_Objective:_ Copy out every record below exactly as written, but leave out any pictures.

_Extracted records:_
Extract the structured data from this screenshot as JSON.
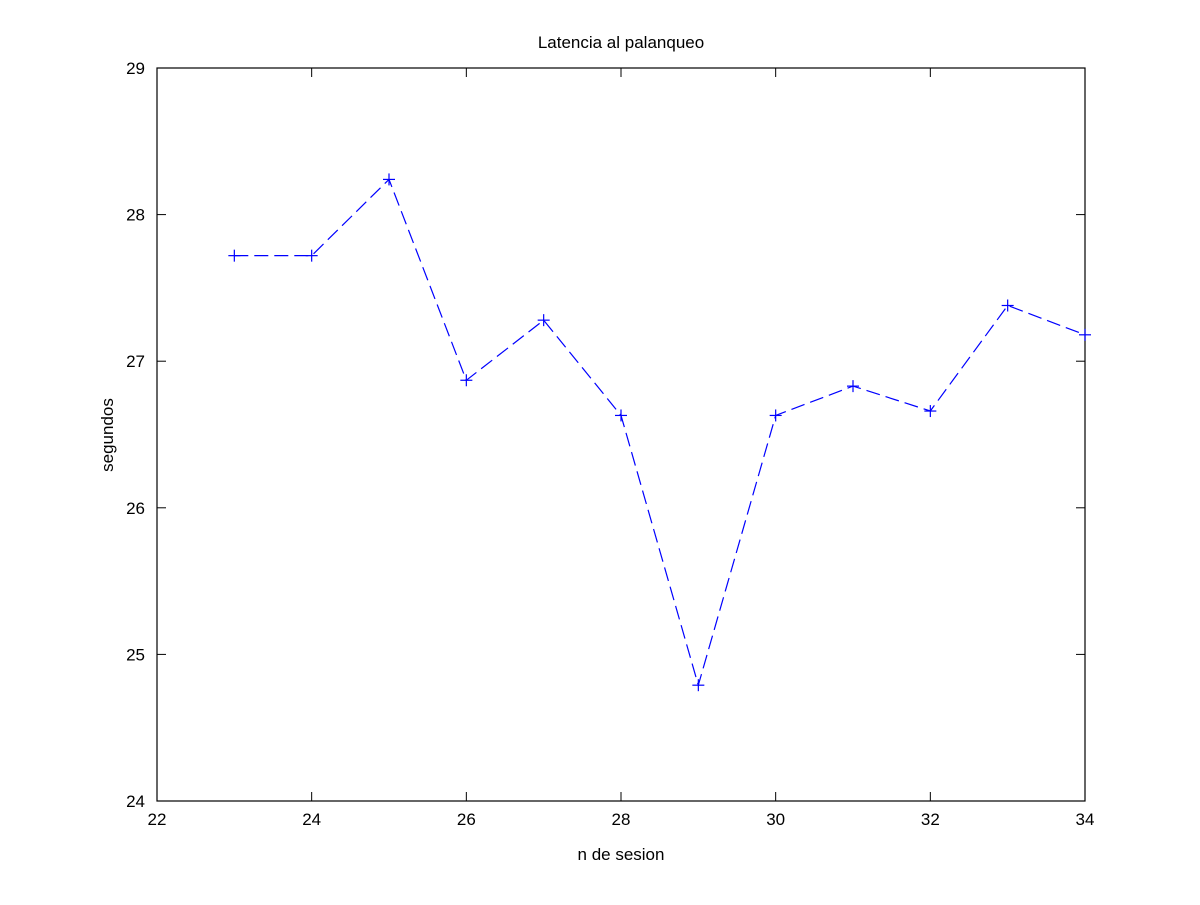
{
  "chart_data": {
    "type": "line",
    "title": "Latencia al palanqueo",
    "xlabel": "n de sesion",
    "ylabel": "segundos",
    "xlim": [
      22,
      34
    ],
    "ylim": [
      24,
      29
    ],
    "xticks": [
      22,
      24,
      26,
      28,
      30,
      32,
      34
    ],
    "yticks": [
      24,
      25,
      26,
      27,
      28,
      29
    ],
    "grid": false,
    "series": [
      {
        "name": "latencia",
        "color": "#0000ff",
        "line_style": "dashed",
        "marker": "plus",
        "x": [
          23,
          24,
          25,
          26,
          27,
          28,
          29,
          30,
          31,
          32,
          33,
          34
        ],
        "y": [
          27.72,
          27.72,
          28.24,
          26.87,
          27.28,
          26.63,
          24.79,
          26.63,
          26.83,
          26.66,
          27.38,
          27.18
        ]
      }
    ]
  }
}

_Task result:_
Extract the structured data from this screenshot as JSON.
{
  "chart_data": {
    "type": "line",
    "title": "Latencia al palanqueo",
    "xlabel": "n de sesion",
    "ylabel": "segundos",
    "xlim": [
      22,
      34
    ],
    "ylim": [
      24,
      29
    ],
    "xticks": [
      22,
      24,
      26,
      28,
      30,
      32,
      34
    ],
    "yticks": [
      24,
      25,
      26,
      27,
      28,
      29
    ],
    "grid": false,
    "series": [
      {
        "name": "latencia",
        "color": "#0000ff",
        "line_style": "dashed",
        "marker": "plus",
        "x": [
          23,
          24,
          25,
          26,
          27,
          28,
          29,
          30,
          31,
          32,
          33,
          34
        ],
        "y": [
          27.72,
          27.72,
          28.24,
          26.87,
          27.28,
          26.63,
          24.79,
          26.63,
          26.83,
          26.66,
          27.38,
          27.18
        ]
      }
    ]
  }
}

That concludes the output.